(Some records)

────────────────────

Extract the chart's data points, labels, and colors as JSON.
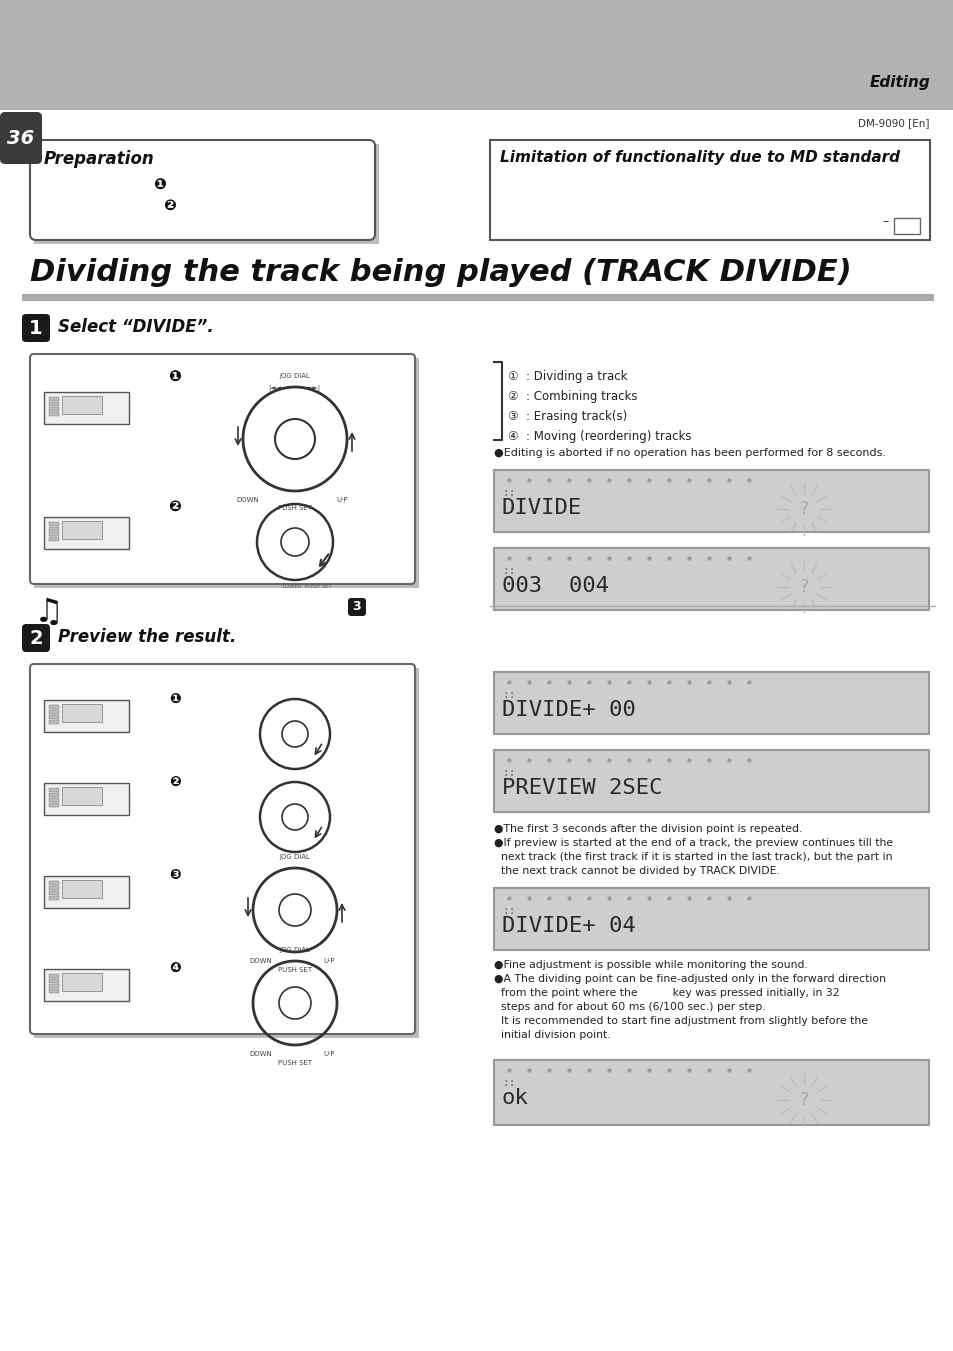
{
  "page_num": "36",
  "header_text": "Editing",
  "model": "DM-9090 [En]",
  "main_title": "Dividing the track being played (TRACK DIVIDE)",
  "step1_text": "Select “DIVIDE”.",
  "step2_text": "Preview the result.",
  "prep_title": "Preparation",
  "limit_title": "Limitation of functionality due to MD standard",
  "header_gray": "#b2b2b2",
  "page_tab_color": "#3a3a3a",
  "step_box_color": "#1a1a1a",
  "box_shadow": "#aaaaaa",
  "lcd_bg": "#cecece",
  "lcd_border": "#999999",
  "lcd_text": "#2a2a2a",
  "lcd_dot": "#999999",
  "body_text": "#1a1a1a",
  "divider_gray": "#aaaaaa",
  "bullet_texts": [
    "①  : Dividing a track",
    "②  : Combining tracks",
    "③  : Erasing track(s)",
    "④  : Moving (reordering) tracks"
  ],
  "note1": "●Editing is aborted if no operation has been performed for 8 seconds.",
  "note2": [
    "●The first 3 seconds after the division point is repeated.",
    "●If preview is started at the end of a track, the preview continues till the",
    "  next track (the first track if it is started in the last track), but the part in",
    "  the next track cannot be divided by TRACK DIVIDE."
  ],
  "note3": [
    "●Fine adjustment is possible while monitoring the sound.",
    "●A The dividing point can be fine-adjusted only in the forward direction",
    "  from the point where the          key was pressed initially, in 32",
    "  steps and for about 60 ms (6/100 sec.) per step.",
    "  It is recommended to start fine adjustment from slightly before the",
    "  initial division point."
  ]
}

────────────────────

- Objective: Your task is to reproduce all of the material exactly. The pictures stay out.

- Completed task:
Extract the chart's data points, labels, and colors as JSON.
{
  "page_num": "36",
  "header_text": "Editing",
  "model": "DM-9090 [En]",
  "main_title": "Dividing the track being played (TRACK DIVIDE)",
  "step1_text": "Select “DIVIDE”.",
  "step2_text": "Preview the result.",
  "prep_title": "Preparation",
  "limit_title": "Limitation of functionality due to MD standard",
  "header_gray": "#b2b2b2",
  "page_tab_color": "#3a3a3a",
  "step_box_color": "#1a1a1a",
  "box_shadow": "#aaaaaa",
  "lcd_bg": "#cecece",
  "lcd_border": "#999999",
  "lcd_text": "#2a2a2a",
  "lcd_dot": "#999999",
  "body_text": "#1a1a1a",
  "divider_gray": "#aaaaaa",
  "bullet_texts": [
    "①  : Dividing a track",
    "②  : Combining tracks",
    "③  : Erasing track(s)",
    "④  : Moving (reordering) tracks"
  ],
  "note1": "●Editing is aborted if no operation has been performed for 8 seconds.",
  "note2": [
    "●The first 3 seconds after the division point is repeated.",
    "●If preview is started at the end of a track, the preview continues till the",
    "  next track (the first track if it is started in the last track), but the part in",
    "  the next track cannot be divided by TRACK DIVIDE."
  ],
  "note3": [
    "●Fine adjustment is possible while monitoring the sound.",
    "●A The dividing point can be fine-adjusted only in the forward direction",
    "  from the point where the          key was pressed initially, in 32",
    "  steps and for about 60 ms (6/100 sec.) per step.",
    "  It is recommended to start fine adjustment from slightly before the",
    "  initial division point."
  ]
}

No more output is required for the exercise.